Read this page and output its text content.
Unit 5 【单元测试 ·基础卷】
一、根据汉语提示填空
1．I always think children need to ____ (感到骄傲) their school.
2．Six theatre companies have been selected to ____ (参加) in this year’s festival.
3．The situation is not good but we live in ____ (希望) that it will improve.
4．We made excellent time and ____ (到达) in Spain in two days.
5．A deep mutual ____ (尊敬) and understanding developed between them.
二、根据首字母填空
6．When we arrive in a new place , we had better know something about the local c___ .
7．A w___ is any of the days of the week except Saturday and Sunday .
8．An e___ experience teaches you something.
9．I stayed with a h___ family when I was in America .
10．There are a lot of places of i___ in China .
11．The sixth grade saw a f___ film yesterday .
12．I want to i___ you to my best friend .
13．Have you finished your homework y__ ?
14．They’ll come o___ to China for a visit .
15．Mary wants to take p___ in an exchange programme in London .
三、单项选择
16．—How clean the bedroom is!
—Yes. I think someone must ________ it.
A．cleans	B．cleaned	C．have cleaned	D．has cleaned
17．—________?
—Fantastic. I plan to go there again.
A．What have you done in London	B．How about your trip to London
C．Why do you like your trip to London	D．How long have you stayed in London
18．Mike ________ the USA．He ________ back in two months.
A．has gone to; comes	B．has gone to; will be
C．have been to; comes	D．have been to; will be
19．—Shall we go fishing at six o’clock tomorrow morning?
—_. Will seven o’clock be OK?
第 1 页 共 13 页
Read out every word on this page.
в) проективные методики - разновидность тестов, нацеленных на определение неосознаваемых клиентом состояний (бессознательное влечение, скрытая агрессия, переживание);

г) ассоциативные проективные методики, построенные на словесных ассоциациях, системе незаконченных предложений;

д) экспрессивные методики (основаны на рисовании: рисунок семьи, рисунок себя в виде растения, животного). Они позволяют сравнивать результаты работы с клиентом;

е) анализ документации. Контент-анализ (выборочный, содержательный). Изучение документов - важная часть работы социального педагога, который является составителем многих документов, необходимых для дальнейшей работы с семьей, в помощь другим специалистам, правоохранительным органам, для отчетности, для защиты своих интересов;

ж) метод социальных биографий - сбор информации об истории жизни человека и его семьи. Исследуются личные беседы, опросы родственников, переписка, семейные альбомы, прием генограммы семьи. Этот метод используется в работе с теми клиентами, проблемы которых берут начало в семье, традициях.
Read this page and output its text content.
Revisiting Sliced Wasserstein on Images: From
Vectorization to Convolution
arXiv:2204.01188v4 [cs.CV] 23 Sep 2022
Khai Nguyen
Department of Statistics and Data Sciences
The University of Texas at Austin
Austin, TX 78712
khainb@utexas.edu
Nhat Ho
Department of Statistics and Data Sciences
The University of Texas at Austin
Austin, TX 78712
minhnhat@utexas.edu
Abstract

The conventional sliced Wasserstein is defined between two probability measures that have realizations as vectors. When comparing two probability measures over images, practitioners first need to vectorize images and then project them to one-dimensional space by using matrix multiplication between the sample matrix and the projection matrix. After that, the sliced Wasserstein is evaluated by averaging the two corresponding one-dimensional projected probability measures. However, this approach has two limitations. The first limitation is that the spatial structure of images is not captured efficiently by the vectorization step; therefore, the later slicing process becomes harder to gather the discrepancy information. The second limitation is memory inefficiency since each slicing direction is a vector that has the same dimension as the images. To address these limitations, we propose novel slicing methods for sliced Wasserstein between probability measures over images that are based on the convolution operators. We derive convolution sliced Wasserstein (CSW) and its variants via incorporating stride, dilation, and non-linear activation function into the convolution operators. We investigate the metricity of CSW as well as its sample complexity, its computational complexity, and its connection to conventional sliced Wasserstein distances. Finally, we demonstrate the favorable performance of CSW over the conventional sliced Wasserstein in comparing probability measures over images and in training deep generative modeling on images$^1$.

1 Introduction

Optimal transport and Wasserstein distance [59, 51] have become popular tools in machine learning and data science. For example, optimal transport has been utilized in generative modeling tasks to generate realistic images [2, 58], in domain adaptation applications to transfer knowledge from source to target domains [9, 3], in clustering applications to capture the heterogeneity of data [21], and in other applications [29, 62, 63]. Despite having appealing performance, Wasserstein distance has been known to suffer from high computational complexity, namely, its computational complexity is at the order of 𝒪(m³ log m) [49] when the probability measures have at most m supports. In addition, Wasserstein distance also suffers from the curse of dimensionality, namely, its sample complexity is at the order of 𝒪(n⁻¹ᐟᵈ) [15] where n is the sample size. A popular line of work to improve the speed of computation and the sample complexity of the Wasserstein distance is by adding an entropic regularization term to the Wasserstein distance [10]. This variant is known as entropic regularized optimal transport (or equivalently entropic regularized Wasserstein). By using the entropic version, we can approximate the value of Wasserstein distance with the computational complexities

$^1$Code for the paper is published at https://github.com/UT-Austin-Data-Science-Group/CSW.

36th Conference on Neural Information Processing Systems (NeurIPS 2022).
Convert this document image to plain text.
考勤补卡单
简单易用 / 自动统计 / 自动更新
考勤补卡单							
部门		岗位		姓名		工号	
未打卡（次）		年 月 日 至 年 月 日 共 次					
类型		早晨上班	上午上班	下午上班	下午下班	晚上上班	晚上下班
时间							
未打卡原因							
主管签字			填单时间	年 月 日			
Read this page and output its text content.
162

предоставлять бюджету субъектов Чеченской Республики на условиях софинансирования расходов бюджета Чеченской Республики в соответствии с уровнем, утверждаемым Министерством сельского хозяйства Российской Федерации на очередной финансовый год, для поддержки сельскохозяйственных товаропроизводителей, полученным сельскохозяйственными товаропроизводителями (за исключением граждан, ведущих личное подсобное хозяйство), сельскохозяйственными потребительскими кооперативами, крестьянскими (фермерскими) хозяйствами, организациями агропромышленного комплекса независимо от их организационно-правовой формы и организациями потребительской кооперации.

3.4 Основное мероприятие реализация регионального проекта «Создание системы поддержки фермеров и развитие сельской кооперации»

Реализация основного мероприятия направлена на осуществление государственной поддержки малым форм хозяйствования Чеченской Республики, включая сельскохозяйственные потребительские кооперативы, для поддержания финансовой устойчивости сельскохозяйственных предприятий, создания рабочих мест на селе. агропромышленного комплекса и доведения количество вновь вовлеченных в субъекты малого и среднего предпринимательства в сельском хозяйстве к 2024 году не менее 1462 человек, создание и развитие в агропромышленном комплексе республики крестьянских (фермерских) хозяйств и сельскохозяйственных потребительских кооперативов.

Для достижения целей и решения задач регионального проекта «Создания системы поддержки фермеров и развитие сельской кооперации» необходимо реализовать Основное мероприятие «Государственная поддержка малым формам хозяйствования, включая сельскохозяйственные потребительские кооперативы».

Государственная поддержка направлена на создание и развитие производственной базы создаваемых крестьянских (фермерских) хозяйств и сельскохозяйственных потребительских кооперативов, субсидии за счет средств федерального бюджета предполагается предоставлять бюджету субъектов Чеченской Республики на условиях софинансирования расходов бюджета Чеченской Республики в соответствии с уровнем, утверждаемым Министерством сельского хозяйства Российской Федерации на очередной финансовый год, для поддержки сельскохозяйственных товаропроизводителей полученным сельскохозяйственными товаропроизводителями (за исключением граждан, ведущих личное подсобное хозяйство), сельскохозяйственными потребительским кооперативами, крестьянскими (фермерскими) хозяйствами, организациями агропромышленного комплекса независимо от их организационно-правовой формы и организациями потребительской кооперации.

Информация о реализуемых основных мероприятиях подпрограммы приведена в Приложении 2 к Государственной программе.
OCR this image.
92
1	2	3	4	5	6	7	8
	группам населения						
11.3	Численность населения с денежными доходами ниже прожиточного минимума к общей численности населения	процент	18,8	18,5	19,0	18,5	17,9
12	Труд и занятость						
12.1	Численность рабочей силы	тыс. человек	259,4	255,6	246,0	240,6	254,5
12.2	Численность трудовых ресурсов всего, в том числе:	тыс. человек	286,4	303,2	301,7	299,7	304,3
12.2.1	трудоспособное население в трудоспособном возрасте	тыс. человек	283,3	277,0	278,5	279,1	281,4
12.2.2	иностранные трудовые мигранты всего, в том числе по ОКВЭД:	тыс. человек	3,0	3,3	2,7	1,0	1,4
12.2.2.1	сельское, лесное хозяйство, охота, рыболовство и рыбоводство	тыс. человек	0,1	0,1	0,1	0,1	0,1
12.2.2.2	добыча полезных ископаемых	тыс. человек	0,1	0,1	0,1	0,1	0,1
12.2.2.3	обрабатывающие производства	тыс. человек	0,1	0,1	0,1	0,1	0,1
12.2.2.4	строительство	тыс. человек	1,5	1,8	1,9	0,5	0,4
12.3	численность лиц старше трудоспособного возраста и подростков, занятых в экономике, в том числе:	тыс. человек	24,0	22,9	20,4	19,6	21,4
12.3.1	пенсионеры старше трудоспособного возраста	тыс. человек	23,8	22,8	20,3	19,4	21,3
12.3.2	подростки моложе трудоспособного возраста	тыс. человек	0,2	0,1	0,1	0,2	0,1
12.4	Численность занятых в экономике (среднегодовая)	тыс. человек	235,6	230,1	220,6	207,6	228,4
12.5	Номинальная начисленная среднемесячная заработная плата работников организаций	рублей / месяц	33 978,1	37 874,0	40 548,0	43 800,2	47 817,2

> [DIRECTIVE]: Count the lines in the entries that hold the word "сельской", and give nothing but the total.

> [OUTPUT FOR THIS EXERCISE]: 2